Information supplied ::
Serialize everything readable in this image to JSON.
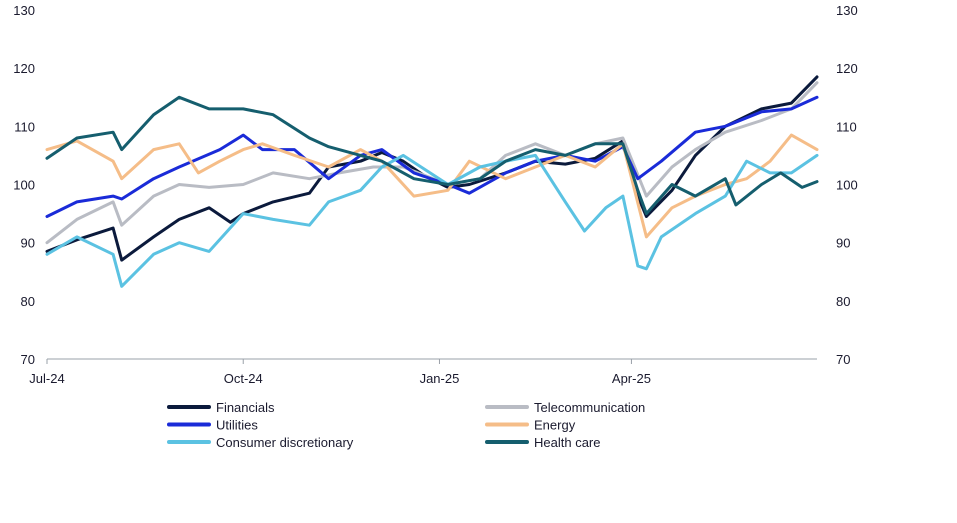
{
  "chart_data": {
    "type": "line",
    "title": "",
    "xlabel": "",
    "ylabel": "",
    "ylim": [
      70,
      130
    ],
    "yticks": [
      70,
      80,
      90,
      100,
      110,
      120,
      130
    ],
    "x_range": [
      "2024-07-01",
      "2025-06-27"
    ],
    "x_ticks": [
      {
        "date": "2024-07-01",
        "label": "Jul-24"
      },
      {
        "date": "2024-10-01",
        "label": "Oct-24"
      },
      {
        "date": "2025-01-01",
        "label": "Jan-25"
      },
      {
        "date": "2025-04-01",
        "label": "Apr-25"
      }
    ],
    "grid": false,
    "legend_position": "bottom",
    "series": [
      {
        "name": "Financials",
        "color": "#0b1a3c",
        "points": [
          [
            "2024-07-01",
            88.5
          ],
          [
            "2024-07-15",
            90.5
          ],
          [
            "2024-08-01",
            92.5
          ],
          [
            "2024-08-05",
            87
          ],
          [
            "2024-08-20",
            91
          ],
          [
            "2024-09-01",
            94
          ],
          [
            "2024-09-15",
            96
          ],
          [
            "2024-09-25",
            93.5
          ],
          [
            "2024-10-01",
            95
          ],
          [
            "2024-10-15",
            97
          ],
          [
            "2024-11-01",
            98.5
          ],
          [
            "2024-11-10",
            103
          ],
          [
            "2024-11-25",
            104
          ],
          [
            "2024-12-05",
            105.5
          ],
          [
            "2024-12-15",
            104
          ],
          [
            "2024-12-25",
            101.5
          ],
          [
            "2025-01-05",
            99.5
          ],
          [
            "2025-01-15",
            100
          ],
          [
            "2025-02-01",
            102
          ],
          [
            "2025-02-15",
            104
          ],
          [
            "2025-03-01",
            103.5
          ],
          [
            "2025-03-15",
            104.5
          ],
          [
            "2025-03-28",
            107.5
          ],
          [
            "2025-04-04",
            98
          ],
          [
            "2025-04-08",
            94.5
          ],
          [
            "2025-04-20",
            99
          ],
          [
            "2025-05-01",
            105
          ],
          [
            "2025-05-15",
            110
          ],
          [
            "2025-06-01",
            113
          ],
          [
            "2025-06-15",
            114
          ],
          [
            "2025-06-27",
            118.5
          ]
        ]
      },
      {
        "name": "Telecommunication",
        "color": "#b9bcc4",
        "points": [
          [
            "2024-07-01",
            90
          ],
          [
            "2024-07-15",
            94
          ],
          [
            "2024-08-01",
            97
          ],
          [
            "2024-08-05",
            93
          ],
          [
            "2024-08-20",
            98
          ],
          [
            "2024-09-01",
            100
          ],
          [
            "2024-09-15",
            99.5
          ],
          [
            "2024-10-01",
            100
          ],
          [
            "2024-10-15",
            102
          ],
          [
            "2024-11-01",
            101
          ],
          [
            "2024-11-15",
            102
          ],
          [
            "2024-12-01",
            103
          ],
          [
            "2024-12-15",
            103
          ],
          [
            "2025-01-05",
            100
          ],
          [
            "2025-01-20",
            101
          ],
          [
            "2025-02-01",
            105
          ],
          [
            "2025-02-15",
            107
          ],
          [
            "2025-03-01",
            105
          ],
          [
            "2025-03-15",
            107
          ],
          [
            "2025-03-28",
            108
          ],
          [
            "2025-04-08",
            98
          ],
          [
            "2025-04-20",
            103
          ],
          [
            "2025-05-01",
            106
          ],
          [
            "2025-05-15",
            109
          ],
          [
            "2025-06-01",
            111
          ],
          [
            "2025-06-15",
            113
          ],
          [
            "2025-06-27",
            117.5
          ]
        ]
      },
      {
        "name": "Utilities",
        "color": "#1a2bd8",
        "points": [
          [
            "2024-07-01",
            94.5
          ],
          [
            "2024-07-15",
            97
          ],
          [
            "2024-08-01",
            98
          ],
          [
            "2024-08-05",
            97.5
          ],
          [
            "2024-08-20",
            101
          ],
          [
            "2024-09-01",
            103
          ],
          [
            "2024-09-20",
            106
          ],
          [
            "2024-10-01",
            108.5
          ],
          [
            "2024-10-10",
            106
          ],
          [
            "2024-10-25",
            106
          ],
          [
            "2024-11-10",
            101
          ],
          [
            "2024-11-25",
            105
          ],
          [
            "2024-12-05",
            106
          ],
          [
            "2024-12-20",
            102
          ],
          [
            "2025-01-05",
            100
          ],
          [
            "2025-01-15",
            98.5
          ],
          [
            "2025-02-01",
            102
          ],
          [
            "2025-02-15",
            104
          ],
          [
            "2025-03-01",
            105
          ],
          [
            "2025-03-15",
            104
          ],
          [
            "2025-03-28",
            106.5
          ],
          [
            "2025-04-04",
            101
          ],
          [
            "2025-04-15",
            104
          ],
          [
            "2025-05-01",
            109
          ],
          [
            "2025-05-15",
            110
          ],
          [
            "2025-06-01",
            112.5
          ],
          [
            "2025-06-15",
            113
          ],
          [
            "2025-06-27",
            115
          ]
        ]
      },
      {
        "name": "Energy",
        "color": "#f5bd88",
        "points": [
          [
            "2024-07-01",
            106
          ],
          [
            "2024-07-15",
            107.5
          ],
          [
            "2024-08-01",
            104
          ],
          [
            "2024-08-05",
            101
          ],
          [
            "2024-08-20",
            106
          ],
          [
            "2024-09-01",
            107
          ],
          [
            "2024-09-10",
            102
          ],
          [
            "2024-09-20",
            104
          ],
          [
            "2024-10-01",
            106
          ],
          [
            "2024-10-10",
            107
          ],
          [
            "2024-10-25",
            105
          ],
          [
            "2024-11-10",
            103
          ],
          [
            "2024-11-25",
            106
          ],
          [
            "2024-12-05",
            104
          ],
          [
            "2024-12-20",
            98
          ],
          [
            "2025-01-05",
            99
          ],
          [
            "2025-01-15",
            104
          ],
          [
            "2025-02-01",
            101
          ],
          [
            "2025-02-15",
            103
          ],
          [
            "2025-03-01",
            105
          ],
          [
            "2025-03-15",
            103
          ],
          [
            "2025-03-28",
            107
          ],
          [
            "2025-04-08",
            91
          ],
          [
            "2025-04-20",
            96
          ],
          [
            "2025-05-01",
            98
          ],
          [
            "2025-05-15",
            100
          ],
          [
            "2025-05-25",
            101
          ],
          [
            "2025-06-05",
            104
          ],
          [
            "2025-06-15",
            108.5
          ],
          [
            "2025-06-27",
            106
          ]
        ]
      },
      {
        "name": "Consumer discretionary",
        "color": "#5bc2e2",
        "points": [
          [
            "2024-07-01",
            88
          ],
          [
            "2024-07-15",
            91
          ],
          [
            "2024-08-01",
            88
          ],
          [
            "2024-08-05",
            82.5
          ],
          [
            "2024-08-20",
            88
          ],
          [
            "2024-09-01",
            90
          ],
          [
            "2024-09-15",
            88.5
          ],
          [
            "2024-10-01",
            95
          ],
          [
            "2024-10-15",
            94
          ],
          [
            "2024-11-01",
            93
          ],
          [
            "2024-11-10",
            97
          ],
          [
            "2024-11-25",
            99
          ],
          [
            "2024-12-05",
            103
          ],
          [
            "2024-12-15",
            105
          ],
          [
            "2025-01-05",
            100
          ],
          [
            "2025-01-20",
            103
          ],
          [
            "2025-02-01",
            104
          ],
          [
            "2025-02-15",
            105
          ],
          [
            "2025-03-01",
            97
          ],
          [
            "2025-03-10",
            92
          ],
          [
            "2025-03-20",
            96
          ],
          [
            "2025-03-28",
            98
          ],
          [
            "2025-04-04",
            86
          ],
          [
            "2025-04-08",
            85.5
          ],
          [
            "2025-04-15",
            91
          ],
          [
            "2025-05-01",
            95
          ],
          [
            "2025-05-15",
            98
          ],
          [
            "2025-05-25",
            104
          ],
          [
            "2025-06-05",
            102
          ],
          [
            "2025-06-15",
            102
          ],
          [
            "2025-06-27",
            105
          ]
        ]
      },
      {
        "name": "Health care",
        "color": "#155e6e",
        "points": [
          [
            "2024-07-01",
            104.5
          ],
          [
            "2024-07-15",
            108
          ],
          [
            "2024-08-01",
            109
          ],
          [
            "2024-08-05",
            106
          ],
          [
            "2024-08-20",
            112
          ],
          [
            "2024-09-01",
            115
          ],
          [
            "2024-09-15",
            113
          ],
          [
            "2024-10-01",
            113
          ],
          [
            "2024-10-15",
            112
          ],
          [
            "2024-11-01",
            108
          ],
          [
            "2024-11-10",
            106.5
          ],
          [
            "2024-11-25",
            105
          ],
          [
            "2024-12-05",
            104
          ],
          [
            "2024-12-20",
            101
          ],
          [
            "2025-01-05",
            100
          ],
          [
            "2025-01-20",
            101
          ],
          [
            "2025-02-01",
            104
          ],
          [
            "2025-02-15",
            106
          ],
          [
            "2025-03-01",
            105
          ],
          [
            "2025-03-15",
            107
          ],
          [
            "2025-03-28",
            107
          ],
          [
            "2025-04-04",
            99
          ],
          [
            "2025-04-08",
            95
          ],
          [
            "2025-04-20",
            100
          ],
          [
            "2025-05-01",
            98
          ],
          [
            "2025-05-15",
            101
          ],
          [
            "2025-05-20",
            96.5
          ],
          [
            "2025-06-01",
            100
          ],
          [
            "2025-06-10",
            102
          ],
          [
            "2025-06-20",
            99.5
          ],
          [
            "2025-06-27",
            100.5
          ]
        ]
      }
    ]
  }
}
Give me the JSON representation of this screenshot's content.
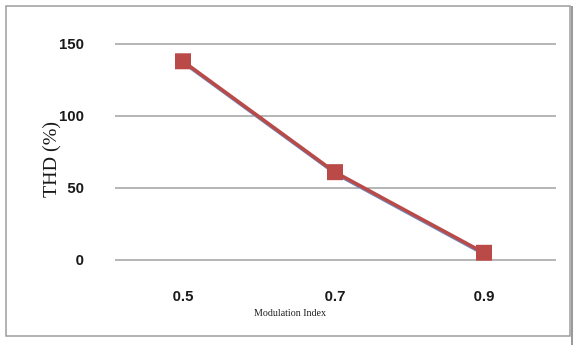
{
  "chart_data": {
    "type": "line",
    "title": "",
    "xlabel": "Modulation Index",
    "ylabel": "THD (%)",
    "categories": [
      "0.5",
      "0.7",
      "0.9"
    ],
    "series": [
      {
        "values": [
          138,
          61,
          5
        ],
        "color": "#b94a48",
        "marker": "square"
      }
    ],
    "y_ticks": [
      "0",
      "50",
      "100",
      "150"
    ],
    "ylim": [
      0,
      150
    ],
    "grid": true,
    "legend": "none",
    "colors": {
      "line": "#b94a48",
      "line_shadow": "#6f86b8",
      "marker": "#b94a48",
      "grid": "#8c8c8c",
      "frame": "#999999"
    }
  }
}
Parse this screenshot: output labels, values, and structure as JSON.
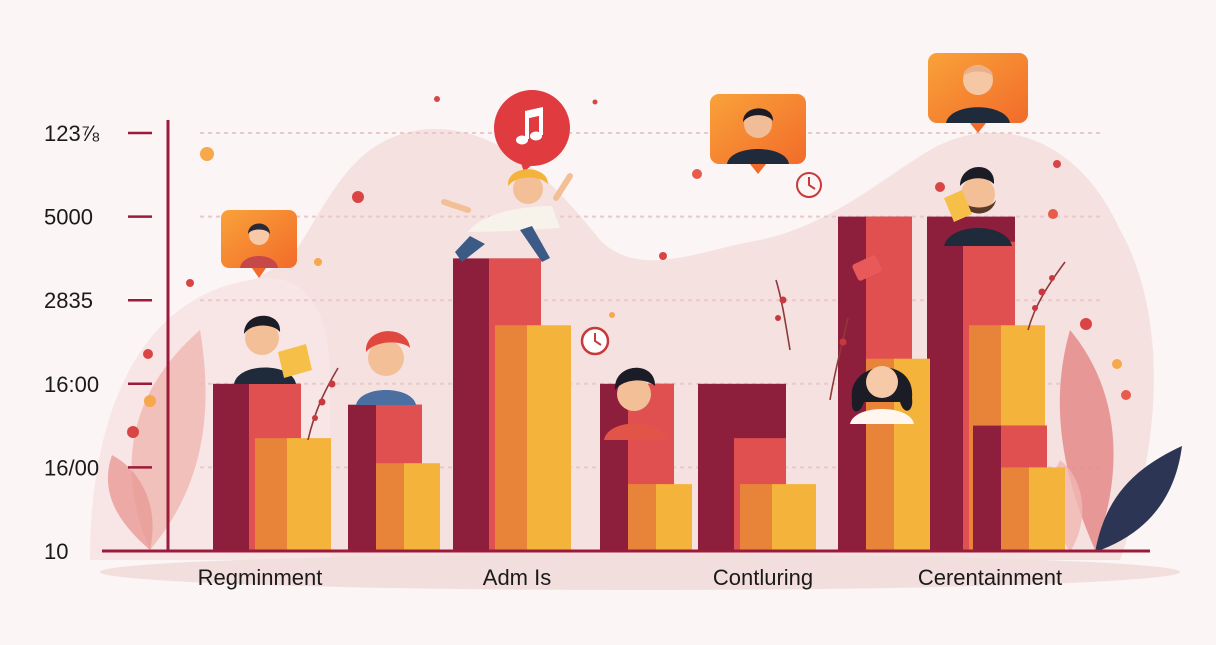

What to work on :: Look through the material above. Copy each line where the word "this" appears.

Final answer ::
Serialize everything readable in this image to JSON.
Give me the JSON representation of this screenshot's content.
Parse this screenshot: output labels, values, and structure as JSON.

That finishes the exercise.